__Task description__. Extract the lines of the data from the very first line through the line containing "FancyBboxPatch shape: [14, 65, 260, 87]", including both, and copy them verbatim.
-- Begin Input for this task --
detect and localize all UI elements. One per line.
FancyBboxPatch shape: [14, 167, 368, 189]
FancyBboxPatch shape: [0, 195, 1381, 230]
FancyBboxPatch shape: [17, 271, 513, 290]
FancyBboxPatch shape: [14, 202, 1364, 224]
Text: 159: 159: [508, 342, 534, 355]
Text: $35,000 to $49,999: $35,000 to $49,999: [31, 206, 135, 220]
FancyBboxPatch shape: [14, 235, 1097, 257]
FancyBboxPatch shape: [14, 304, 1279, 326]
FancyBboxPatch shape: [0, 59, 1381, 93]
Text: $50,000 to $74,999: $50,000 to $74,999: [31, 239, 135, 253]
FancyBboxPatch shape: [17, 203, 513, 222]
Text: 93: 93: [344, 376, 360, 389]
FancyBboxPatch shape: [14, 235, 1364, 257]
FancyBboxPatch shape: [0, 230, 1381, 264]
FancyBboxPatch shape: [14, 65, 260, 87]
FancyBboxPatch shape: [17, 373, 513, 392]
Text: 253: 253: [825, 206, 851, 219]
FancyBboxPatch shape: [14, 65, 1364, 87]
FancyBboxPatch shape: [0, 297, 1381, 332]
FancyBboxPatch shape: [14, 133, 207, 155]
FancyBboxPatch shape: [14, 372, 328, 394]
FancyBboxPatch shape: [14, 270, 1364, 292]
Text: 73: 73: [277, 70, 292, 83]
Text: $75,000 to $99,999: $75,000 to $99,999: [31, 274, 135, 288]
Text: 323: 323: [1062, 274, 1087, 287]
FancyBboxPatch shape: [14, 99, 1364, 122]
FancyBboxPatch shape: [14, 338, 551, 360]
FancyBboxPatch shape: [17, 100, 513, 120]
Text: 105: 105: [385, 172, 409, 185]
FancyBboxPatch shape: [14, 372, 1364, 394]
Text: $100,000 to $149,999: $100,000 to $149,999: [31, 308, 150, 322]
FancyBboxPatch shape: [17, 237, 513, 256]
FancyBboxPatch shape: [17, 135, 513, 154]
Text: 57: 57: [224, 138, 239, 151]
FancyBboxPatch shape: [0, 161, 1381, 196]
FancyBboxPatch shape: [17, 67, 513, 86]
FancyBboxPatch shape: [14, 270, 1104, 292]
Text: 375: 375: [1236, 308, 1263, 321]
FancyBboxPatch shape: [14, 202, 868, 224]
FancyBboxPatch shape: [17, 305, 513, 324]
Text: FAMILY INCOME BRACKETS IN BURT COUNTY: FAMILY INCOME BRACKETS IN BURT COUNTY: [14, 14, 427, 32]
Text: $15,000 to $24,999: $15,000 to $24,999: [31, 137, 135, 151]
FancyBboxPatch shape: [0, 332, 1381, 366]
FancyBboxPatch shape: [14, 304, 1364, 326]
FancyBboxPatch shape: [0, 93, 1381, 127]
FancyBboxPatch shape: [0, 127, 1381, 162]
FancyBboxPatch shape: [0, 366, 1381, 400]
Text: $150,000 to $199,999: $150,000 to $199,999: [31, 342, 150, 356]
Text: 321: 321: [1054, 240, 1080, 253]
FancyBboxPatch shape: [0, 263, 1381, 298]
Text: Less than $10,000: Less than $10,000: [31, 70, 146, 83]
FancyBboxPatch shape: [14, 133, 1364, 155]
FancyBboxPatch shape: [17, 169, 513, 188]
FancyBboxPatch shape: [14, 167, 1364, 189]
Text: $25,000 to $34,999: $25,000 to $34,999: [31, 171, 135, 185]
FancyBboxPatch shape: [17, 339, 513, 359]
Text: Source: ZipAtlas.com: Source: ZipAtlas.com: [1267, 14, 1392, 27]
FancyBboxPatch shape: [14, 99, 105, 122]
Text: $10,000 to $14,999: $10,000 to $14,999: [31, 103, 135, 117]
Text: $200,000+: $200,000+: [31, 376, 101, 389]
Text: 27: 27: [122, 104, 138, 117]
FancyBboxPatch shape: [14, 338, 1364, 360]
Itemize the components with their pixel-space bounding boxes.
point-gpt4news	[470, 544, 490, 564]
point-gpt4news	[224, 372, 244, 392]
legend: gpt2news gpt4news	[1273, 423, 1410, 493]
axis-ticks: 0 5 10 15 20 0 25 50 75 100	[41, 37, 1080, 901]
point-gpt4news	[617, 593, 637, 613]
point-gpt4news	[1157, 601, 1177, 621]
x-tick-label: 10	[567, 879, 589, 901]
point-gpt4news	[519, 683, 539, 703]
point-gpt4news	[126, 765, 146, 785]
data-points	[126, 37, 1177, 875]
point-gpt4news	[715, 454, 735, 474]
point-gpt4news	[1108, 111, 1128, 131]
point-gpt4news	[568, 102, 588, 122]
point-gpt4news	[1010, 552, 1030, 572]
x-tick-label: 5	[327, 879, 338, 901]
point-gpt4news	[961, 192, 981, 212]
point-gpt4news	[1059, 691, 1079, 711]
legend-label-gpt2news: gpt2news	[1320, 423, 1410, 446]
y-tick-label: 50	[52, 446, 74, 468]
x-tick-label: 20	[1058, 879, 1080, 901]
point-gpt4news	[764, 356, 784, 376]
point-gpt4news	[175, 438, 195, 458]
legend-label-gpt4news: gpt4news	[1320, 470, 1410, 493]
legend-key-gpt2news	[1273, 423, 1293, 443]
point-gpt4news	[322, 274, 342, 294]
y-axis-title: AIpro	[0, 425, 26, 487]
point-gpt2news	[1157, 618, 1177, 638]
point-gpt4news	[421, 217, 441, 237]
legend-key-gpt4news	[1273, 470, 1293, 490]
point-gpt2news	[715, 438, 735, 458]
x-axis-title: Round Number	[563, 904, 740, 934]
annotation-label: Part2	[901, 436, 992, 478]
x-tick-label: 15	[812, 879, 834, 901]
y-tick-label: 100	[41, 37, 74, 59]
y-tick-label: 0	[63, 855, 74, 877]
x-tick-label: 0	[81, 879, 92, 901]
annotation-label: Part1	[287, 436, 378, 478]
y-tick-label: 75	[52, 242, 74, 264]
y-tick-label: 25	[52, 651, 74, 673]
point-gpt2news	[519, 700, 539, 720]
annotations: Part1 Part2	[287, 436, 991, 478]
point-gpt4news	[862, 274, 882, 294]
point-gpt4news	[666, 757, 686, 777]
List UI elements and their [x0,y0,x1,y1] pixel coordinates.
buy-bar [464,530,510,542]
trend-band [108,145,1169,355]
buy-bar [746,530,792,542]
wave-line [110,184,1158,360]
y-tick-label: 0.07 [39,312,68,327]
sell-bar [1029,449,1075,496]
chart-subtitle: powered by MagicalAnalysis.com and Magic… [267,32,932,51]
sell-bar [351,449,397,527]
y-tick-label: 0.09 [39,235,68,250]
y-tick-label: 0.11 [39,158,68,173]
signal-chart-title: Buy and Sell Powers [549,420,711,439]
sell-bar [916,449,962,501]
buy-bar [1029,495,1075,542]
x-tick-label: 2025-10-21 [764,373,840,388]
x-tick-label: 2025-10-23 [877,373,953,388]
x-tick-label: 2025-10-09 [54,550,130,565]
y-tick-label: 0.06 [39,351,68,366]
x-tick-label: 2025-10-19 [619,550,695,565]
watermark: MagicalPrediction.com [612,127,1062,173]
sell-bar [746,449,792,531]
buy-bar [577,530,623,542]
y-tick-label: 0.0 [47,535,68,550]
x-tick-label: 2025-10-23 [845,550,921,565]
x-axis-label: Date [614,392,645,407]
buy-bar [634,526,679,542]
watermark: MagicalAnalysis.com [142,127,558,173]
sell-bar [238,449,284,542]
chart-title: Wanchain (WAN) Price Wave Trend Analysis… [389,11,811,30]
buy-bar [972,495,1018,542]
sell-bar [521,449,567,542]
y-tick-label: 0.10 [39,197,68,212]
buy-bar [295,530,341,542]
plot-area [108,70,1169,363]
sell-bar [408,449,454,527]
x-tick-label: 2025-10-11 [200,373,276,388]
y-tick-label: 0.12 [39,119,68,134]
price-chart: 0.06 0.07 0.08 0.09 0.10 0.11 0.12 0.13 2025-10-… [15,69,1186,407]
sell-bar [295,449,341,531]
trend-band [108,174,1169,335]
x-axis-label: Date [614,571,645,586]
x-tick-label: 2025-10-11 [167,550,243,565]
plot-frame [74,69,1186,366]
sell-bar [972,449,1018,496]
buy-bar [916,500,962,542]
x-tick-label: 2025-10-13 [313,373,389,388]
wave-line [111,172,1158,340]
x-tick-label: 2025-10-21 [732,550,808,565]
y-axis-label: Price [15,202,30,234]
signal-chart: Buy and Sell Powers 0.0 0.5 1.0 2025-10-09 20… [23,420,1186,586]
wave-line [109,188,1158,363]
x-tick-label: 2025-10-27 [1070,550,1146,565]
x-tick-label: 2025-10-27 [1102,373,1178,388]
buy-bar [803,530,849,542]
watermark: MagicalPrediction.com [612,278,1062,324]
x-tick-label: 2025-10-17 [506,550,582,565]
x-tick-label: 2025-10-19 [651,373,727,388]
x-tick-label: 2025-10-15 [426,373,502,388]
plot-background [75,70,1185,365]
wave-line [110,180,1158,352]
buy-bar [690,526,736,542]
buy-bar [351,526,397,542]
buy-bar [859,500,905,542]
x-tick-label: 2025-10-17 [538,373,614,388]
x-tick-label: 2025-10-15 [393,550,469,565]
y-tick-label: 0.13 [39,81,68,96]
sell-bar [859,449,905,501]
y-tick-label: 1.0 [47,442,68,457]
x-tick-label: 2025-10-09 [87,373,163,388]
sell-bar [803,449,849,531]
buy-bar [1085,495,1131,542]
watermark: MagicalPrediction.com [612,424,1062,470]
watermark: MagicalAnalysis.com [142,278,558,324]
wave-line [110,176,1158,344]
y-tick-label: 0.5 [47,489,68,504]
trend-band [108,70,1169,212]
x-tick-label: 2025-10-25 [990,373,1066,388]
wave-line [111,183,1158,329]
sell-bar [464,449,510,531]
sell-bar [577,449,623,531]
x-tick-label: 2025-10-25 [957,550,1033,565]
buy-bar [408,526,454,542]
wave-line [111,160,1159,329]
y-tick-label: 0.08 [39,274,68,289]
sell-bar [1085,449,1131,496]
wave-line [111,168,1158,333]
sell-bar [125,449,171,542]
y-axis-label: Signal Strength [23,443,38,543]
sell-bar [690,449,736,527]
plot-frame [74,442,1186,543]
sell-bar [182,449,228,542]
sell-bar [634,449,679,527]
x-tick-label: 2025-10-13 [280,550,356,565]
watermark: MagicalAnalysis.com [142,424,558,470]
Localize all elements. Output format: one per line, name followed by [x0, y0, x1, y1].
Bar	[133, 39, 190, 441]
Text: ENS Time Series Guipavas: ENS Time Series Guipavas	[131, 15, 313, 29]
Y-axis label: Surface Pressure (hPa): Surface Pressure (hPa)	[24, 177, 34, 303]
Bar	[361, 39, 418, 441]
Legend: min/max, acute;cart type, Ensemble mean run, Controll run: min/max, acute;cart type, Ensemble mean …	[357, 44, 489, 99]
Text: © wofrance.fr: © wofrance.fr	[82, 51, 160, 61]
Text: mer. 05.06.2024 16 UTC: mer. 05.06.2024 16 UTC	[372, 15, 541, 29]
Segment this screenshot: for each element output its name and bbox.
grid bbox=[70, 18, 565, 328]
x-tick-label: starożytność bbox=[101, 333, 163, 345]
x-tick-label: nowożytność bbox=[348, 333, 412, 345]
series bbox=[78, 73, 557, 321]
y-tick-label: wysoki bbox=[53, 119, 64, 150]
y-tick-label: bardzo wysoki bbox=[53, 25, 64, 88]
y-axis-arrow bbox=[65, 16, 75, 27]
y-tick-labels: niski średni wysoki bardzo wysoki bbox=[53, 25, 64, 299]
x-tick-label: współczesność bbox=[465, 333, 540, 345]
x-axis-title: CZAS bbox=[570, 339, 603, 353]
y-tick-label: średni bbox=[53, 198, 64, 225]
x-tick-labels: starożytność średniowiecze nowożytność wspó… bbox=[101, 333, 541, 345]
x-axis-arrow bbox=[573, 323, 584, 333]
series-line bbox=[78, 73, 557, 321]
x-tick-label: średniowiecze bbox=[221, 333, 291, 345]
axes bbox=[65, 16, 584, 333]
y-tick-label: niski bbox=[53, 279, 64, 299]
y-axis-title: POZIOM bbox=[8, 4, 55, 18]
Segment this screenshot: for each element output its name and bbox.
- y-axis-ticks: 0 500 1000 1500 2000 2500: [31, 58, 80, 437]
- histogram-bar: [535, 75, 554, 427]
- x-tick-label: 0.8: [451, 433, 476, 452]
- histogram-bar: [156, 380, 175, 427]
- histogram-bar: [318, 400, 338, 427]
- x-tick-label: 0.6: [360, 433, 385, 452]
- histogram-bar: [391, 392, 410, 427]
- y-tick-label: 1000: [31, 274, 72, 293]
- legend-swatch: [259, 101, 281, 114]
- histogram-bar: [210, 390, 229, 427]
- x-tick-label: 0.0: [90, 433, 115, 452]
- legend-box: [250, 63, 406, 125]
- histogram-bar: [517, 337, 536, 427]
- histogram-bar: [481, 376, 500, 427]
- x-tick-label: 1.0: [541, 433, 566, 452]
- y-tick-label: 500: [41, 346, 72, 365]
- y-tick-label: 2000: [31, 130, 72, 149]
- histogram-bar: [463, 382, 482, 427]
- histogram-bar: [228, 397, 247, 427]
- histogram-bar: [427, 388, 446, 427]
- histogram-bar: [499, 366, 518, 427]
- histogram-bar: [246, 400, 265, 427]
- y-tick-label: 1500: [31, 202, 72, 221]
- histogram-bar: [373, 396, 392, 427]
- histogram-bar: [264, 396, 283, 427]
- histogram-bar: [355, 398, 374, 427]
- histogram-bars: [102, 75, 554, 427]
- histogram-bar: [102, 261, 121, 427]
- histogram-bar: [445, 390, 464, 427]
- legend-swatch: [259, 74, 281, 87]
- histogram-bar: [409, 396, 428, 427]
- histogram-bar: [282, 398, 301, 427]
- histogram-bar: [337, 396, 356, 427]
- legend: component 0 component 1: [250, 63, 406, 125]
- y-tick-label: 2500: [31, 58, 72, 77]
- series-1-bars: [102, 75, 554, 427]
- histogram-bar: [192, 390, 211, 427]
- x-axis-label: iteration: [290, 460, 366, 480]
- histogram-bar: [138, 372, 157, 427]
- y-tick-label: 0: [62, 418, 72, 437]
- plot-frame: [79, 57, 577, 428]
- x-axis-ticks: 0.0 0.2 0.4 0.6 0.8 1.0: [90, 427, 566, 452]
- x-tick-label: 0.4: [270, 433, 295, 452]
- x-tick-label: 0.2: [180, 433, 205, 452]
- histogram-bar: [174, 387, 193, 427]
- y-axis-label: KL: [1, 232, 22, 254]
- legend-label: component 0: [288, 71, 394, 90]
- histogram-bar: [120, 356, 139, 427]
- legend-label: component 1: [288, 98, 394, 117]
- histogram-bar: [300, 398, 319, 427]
-- End Input for this task --
__The completed task__.
detect and localize all UI elements. One per line.
FancyBboxPatch shape: [14, 167, 368, 189]
FancyBboxPatch shape: [0, 195, 1381, 230]
FancyBboxPatch shape: [17, 271, 513, 290]
FancyBboxPatch shape: [14, 202, 1364, 224]
Text: 159: 159: [508, 342, 534, 355]
Text: $35,000 to $49,999: $35,000 to $49,999: [31, 206, 135, 220]
FancyBboxPatch shape: [14, 235, 1097, 257]
FancyBboxPatch shape: [14, 304, 1279, 326]
FancyBboxPatch shape: [0, 59, 1381, 93]
Text: $50,000 to $74,999: $50,000 to $74,999: [31, 239, 135, 253]
FancyBboxPatch shape: [17, 203, 513, 222]
Text: 93: 93: [344, 376, 360, 389]
FancyBboxPatch shape: [14, 235, 1364, 257]
FancyBboxPatch shape: [0, 230, 1381, 264]
FancyBboxPatch shape: [14, 65, 260, 87]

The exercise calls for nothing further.